— BEGIN Input rows —

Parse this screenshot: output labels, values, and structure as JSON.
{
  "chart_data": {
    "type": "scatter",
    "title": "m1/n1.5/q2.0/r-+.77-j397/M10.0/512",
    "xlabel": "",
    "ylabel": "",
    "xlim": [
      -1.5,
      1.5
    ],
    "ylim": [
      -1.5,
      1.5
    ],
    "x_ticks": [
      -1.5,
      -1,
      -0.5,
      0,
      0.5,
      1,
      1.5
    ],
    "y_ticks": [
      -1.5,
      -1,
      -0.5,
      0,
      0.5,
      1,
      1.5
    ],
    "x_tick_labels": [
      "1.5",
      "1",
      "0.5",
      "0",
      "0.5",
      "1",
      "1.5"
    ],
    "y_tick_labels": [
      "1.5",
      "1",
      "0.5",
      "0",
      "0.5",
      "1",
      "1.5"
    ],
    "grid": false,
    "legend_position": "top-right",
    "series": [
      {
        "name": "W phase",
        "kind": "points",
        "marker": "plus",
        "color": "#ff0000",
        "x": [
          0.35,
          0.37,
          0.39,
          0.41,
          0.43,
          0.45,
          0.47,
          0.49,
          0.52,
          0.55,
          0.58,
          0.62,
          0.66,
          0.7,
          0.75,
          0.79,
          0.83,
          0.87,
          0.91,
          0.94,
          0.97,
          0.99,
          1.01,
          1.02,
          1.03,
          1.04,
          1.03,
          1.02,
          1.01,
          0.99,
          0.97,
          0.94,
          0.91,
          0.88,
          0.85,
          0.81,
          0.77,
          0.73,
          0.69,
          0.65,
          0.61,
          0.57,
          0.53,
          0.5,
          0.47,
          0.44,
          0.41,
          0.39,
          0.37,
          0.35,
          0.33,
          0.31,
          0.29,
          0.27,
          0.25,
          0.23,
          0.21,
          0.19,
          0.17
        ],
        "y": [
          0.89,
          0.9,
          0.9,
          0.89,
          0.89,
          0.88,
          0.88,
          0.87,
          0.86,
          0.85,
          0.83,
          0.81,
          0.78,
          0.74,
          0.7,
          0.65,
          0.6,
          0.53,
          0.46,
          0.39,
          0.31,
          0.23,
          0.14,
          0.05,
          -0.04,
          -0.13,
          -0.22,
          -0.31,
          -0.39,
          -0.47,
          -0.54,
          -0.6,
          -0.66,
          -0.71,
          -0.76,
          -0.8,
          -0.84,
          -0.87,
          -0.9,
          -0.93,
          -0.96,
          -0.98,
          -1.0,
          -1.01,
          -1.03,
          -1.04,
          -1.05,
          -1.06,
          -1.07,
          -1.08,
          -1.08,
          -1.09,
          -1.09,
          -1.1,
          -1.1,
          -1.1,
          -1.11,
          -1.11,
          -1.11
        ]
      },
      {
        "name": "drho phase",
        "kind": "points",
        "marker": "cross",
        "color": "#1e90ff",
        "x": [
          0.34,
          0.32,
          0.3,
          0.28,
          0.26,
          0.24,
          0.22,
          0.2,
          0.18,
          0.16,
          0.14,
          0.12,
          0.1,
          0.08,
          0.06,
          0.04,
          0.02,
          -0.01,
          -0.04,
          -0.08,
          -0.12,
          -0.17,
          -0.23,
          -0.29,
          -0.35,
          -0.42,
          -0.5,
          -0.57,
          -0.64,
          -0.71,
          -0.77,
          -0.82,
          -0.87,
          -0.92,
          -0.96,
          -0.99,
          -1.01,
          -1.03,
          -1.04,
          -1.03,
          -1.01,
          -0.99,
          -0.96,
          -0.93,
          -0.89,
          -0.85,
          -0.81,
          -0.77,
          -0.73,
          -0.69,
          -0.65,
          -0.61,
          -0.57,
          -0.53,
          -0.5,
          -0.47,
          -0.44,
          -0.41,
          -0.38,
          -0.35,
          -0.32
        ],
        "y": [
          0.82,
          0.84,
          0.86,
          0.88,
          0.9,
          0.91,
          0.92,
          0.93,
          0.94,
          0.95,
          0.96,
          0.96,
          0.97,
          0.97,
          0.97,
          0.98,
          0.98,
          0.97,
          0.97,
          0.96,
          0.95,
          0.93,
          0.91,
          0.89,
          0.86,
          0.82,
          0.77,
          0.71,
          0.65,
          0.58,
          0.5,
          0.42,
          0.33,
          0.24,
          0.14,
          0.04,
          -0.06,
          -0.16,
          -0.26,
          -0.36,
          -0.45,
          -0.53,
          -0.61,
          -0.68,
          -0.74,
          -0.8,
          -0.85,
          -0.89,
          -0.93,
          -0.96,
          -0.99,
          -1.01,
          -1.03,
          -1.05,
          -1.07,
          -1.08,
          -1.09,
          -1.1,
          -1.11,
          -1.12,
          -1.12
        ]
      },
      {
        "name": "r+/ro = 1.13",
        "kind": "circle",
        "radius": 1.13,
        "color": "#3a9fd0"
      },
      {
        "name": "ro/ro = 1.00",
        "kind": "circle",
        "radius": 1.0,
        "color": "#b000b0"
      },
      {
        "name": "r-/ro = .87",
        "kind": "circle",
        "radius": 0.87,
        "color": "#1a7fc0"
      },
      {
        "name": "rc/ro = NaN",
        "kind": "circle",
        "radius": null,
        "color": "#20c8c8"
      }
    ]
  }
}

— END Input rows —

Instruction
Each record above should be returned exactly as it appears.

Final answer
Parse this screenshot: output labels, values, and structure as JSON.
{
  "chart_data": {
    "type": "scatter",
    "title": "m1/n1.5/q2.0/r-+.77-j397/M10.0/512",
    "xlabel": "",
    "ylabel": "",
    "xlim": [
      -1.5,
      1.5
    ],
    "ylim": [
      -1.5,
      1.5
    ],
    "x_ticks": [
      -1.5,
      -1,
      -0.5,
      0,
      0.5,
      1,
      1.5
    ],
    "y_ticks": [
      -1.5,
      -1,
      -0.5,
      0,
      0.5,
      1,
      1.5
    ],
    "x_tick_labels": [
      "1.5",
      "1",
      "0.5",
      "0",
      "0.5",
      "1",
      "1.5"
    ],
    "y_tick_labels": [
      "1.5",
      "1",
      "0.5",
      "0",
      "0.5",
      "1",
      "1.5"
    ],
    "grid": false,
    "legend_position": "top-right",
    "series": [
      {
        "name": "W phase",
        "kind": "points",
        "marker": "plus",
        "color": "#ff0000",
        "x": [
          0.35,
          0.37,
          0.39,
          0.41,
          0.43,
          0.45,
          0.47,
          0.49,
          0.52,
          0.55,
          0.58,
          0.62,
          0.66,
          0.7,
          0.75,
          0.79,
          0.83,
          0.87,
          0.91,
          0.94,
          0.97,
          0.99,
          1.01,
          1.02,
          1.03,
          1.04,
          1.03,
          1.02,
          1.01,
          0.99,
          0.97,
          0.94,
          0.91,
          0.88,
          0.85,
          0.81,
          0.77,
          0.73,
          0.69,
          0.65,
          0.61,
          0.57,
          0.53,
          0.5,
          0.47,
          0.44,
          0.41,
          0.39,
          0.37,
          0.35,
          0.33,
          0.31,
          0.29,
          0.27,
          0.25,
          0.23,
          0.21,
          0.19,
          0.17
        ],
        "y": [
          0.89,
          0.9,
          0.9,
          0.89,
          0.89,
          0.88,
          0.88,
          0.87,
          0.86,
          0.85,
          0.83,
          0.81,
          0.78,
          0.74,
          0.7,
          0.65,
          0.6,
          0.53,
          0.46,
          0.39,
          0.31,
          0.23,
          0.14,
          0.05,
          -0.04,
          -0.13,
          -0.22,
          -0.31,
          -0.39,
          -0.47,
          -0.54,
          -0.6,
          -0.66,
          -0.71,
          -0.76,
          -0.8,
          -0.84,
          -0.87,
          -0.9,
          -0.93,
          -0.96,
          -0.98,
          -1.0,
          -1.01,
          -1.03,
          -1.04,
          -1.05,
          -1.06,
          -1.07,
          -1.08,
          -1.08,
          -1.09,
          -1.09,
          -1.1,
          -1.1,
          -1.1,
          -1.11,
          -1.11,
          -1.11
        ]
      },
      {
        "name": "drho phase",
        "kind": "points",
        "marker": "cross",
        "color": "#1e90ff",
        "x": [
          0.34,
          0.32,
          0.3,
          0.28,
          0.26,
          0.24,
          0.22,
          0.2,
          0.18,
          0.16,
          0.14,
          0.12,
          0.1,
          0.08,
          0.06,
          0.04,
          0.02,
          -0.01,
          -0.04,
          -0.08,
          -0.12,
          -0.17,
          -0.23,
          -0.29,
          -0.35,
          -0.42,
          -0.5,
          -0.57,
          -0.64,
          -0.71,
          -0.77,
          -0.82,
          -0.87,
          -0.92,
          -0.96,
          -0.99,
          -1.01,
          -1.03,
          -1.04,
          -1.03,
          -1.01,
          -0.99,
          -0.96,
          -0.93,
          -0.89,
          -0.85,
          -0.81,
          -0.77,
          -0.73,
          -0.69,
          -0.65,
          -0.61,
          -0.57,
          -0.53,
          -0.5,
          -0.47,
          -0.44,
          -0.41,
          -0.38,
          -0.35,
          -0.32
        ],
        "y": [
          0.82,
          0.84,
          0.86,
          0.88,
          0.9,
          0.91,
          0.92,
          0.93,
          0.94,
          0.95,
          0.96,
          0.96,
          0.97,
          0.97,
          0.97,
          0.98,
          0.98,
          0.97,
          0.97,
          0.96,
          0.95,
          0.93,
          0.91,
          0.89,
          0.86,
          0.82,
          0.77,
          0.71,
          0.65,
          0.58,
          0.5,
          0.42,
          0.33,
          0.24,
          0.14,
          0.04,
          -0.06,
          -0.16,
          -0.26,
          -0.36,
          -0.45,
          -0.53,
          -0.61,
          -0.68,
          -0.74,
          -0.8,
          -0.85,
          -0.89,
          -0.93,
          -0.96,
          -0.99,
          -1.01,
          -1.03,
          -1.05,
          -1.07,
          -1.08,
          -1.09,
          -1.1,
          -1.11,
          -1.12,
          -1.12
        ]
      },
      {
        "name": "r+/ro = 1.13",
        "kind": "circle",
        "radius": 1.13,
        "color": "#3a9fd0"
      },
      {
        "name": "ro/ro = 1.00",
        "kind": "circle",
        "radius": 1.0,
        "color": "#b000b0"
      },
      {
        "name": "r-/ro = .87",
        "kind": "circle",
        "radius": 0.87,
        "color": "#1a7fc0"
      },
      {
        "name": "rc/ro = NaN",
        "kind": "circle",
        "radius": null,
        "color": "#20c8c8"
      }
    ]
  }
}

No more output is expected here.